### EXERCISE REQUIREMENTS
Search the listing below for the word "dislike" and copy each line that holds it.

### Extracted records
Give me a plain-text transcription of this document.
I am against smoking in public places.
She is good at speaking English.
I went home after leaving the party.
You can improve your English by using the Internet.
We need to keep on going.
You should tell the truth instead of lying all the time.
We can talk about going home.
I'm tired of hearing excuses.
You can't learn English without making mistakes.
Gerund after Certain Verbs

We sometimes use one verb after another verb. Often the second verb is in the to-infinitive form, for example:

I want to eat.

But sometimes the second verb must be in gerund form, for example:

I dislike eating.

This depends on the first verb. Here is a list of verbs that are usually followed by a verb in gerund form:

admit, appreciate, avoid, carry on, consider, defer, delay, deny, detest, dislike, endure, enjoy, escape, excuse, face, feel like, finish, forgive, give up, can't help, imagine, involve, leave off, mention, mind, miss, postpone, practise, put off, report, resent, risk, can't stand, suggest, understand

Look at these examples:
==
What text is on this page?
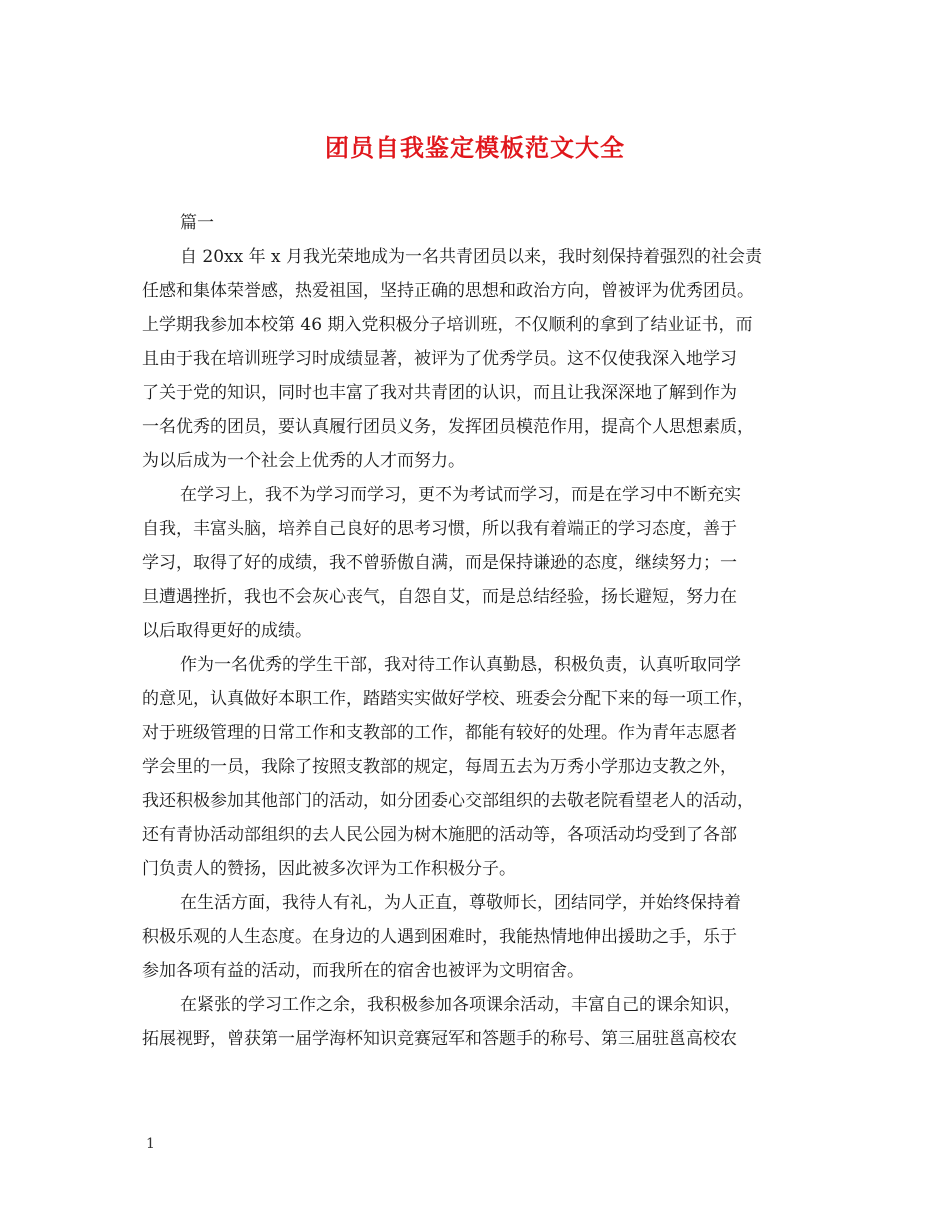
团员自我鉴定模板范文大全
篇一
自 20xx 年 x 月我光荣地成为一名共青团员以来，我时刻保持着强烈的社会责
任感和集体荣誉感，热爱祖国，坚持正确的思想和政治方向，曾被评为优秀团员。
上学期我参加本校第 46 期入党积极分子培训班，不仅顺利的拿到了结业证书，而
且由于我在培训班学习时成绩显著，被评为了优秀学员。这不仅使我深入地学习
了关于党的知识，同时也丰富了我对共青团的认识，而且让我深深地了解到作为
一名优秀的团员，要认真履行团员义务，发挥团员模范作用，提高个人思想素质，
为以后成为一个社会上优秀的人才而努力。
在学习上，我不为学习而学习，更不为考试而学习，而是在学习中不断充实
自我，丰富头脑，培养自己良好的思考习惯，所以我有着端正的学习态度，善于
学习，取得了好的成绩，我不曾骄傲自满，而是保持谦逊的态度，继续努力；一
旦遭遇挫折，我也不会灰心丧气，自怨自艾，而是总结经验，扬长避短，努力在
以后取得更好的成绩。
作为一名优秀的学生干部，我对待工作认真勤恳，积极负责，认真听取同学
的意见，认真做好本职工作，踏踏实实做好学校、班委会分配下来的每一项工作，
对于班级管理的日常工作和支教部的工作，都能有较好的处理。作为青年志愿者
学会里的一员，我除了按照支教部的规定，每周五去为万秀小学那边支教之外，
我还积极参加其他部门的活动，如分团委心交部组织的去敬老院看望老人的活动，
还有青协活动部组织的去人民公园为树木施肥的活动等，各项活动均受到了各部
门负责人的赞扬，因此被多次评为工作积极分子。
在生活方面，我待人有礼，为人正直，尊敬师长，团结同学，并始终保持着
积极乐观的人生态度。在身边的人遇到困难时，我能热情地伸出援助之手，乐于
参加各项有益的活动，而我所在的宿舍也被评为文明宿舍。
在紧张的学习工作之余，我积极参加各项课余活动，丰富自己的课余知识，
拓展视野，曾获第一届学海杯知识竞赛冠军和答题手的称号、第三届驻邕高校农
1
--
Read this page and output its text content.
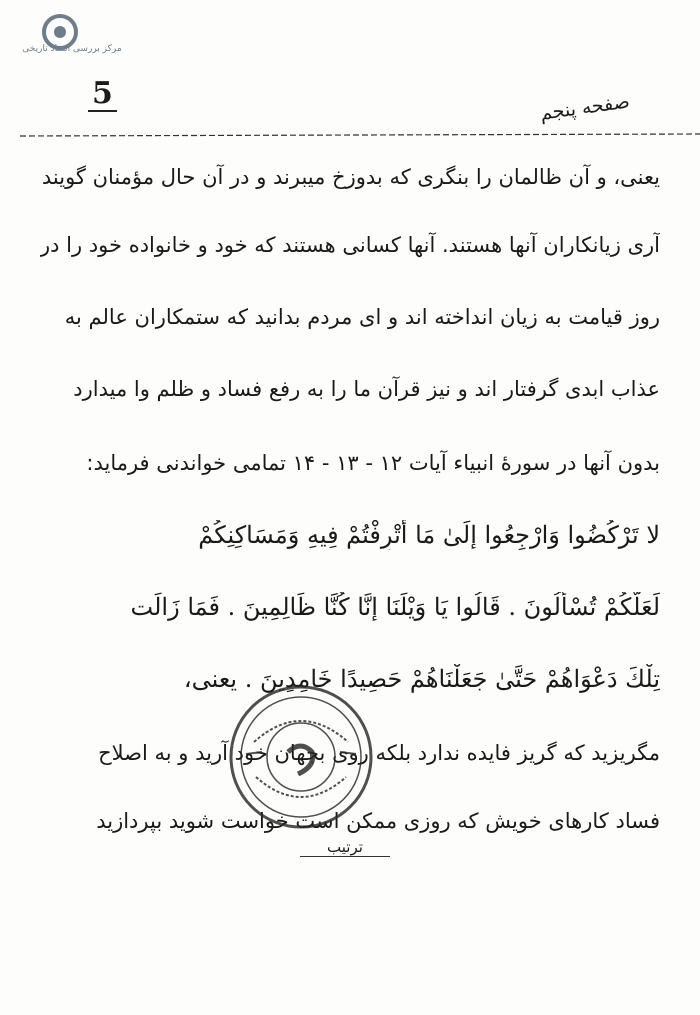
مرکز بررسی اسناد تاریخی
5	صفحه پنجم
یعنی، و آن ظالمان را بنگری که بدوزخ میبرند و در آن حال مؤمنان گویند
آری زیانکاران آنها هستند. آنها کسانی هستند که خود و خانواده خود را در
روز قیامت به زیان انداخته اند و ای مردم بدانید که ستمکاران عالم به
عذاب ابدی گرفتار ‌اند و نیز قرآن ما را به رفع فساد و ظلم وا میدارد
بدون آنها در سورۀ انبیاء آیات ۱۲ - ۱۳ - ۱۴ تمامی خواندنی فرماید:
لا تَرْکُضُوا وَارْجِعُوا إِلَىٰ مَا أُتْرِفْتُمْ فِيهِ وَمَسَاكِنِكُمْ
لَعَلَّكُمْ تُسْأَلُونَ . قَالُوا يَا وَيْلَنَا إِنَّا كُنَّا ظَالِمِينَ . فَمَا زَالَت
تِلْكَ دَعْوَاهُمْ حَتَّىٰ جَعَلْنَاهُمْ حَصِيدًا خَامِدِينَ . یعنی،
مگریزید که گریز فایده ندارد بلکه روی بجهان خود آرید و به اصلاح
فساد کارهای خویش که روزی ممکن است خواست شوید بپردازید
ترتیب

### OUTPUT BELOW
I dislike eating.
admit, appreciate, avoid, carry on, consider, defer, delay, deny, detest, dislike, endure, enjoy, escape, excuse, face, feel like, finish, forgive, give up, can't help, imagine, involve, leave off, mention, mind, miss, postpone, practise, put off, report, resent, risk, can't stand, suggest, understand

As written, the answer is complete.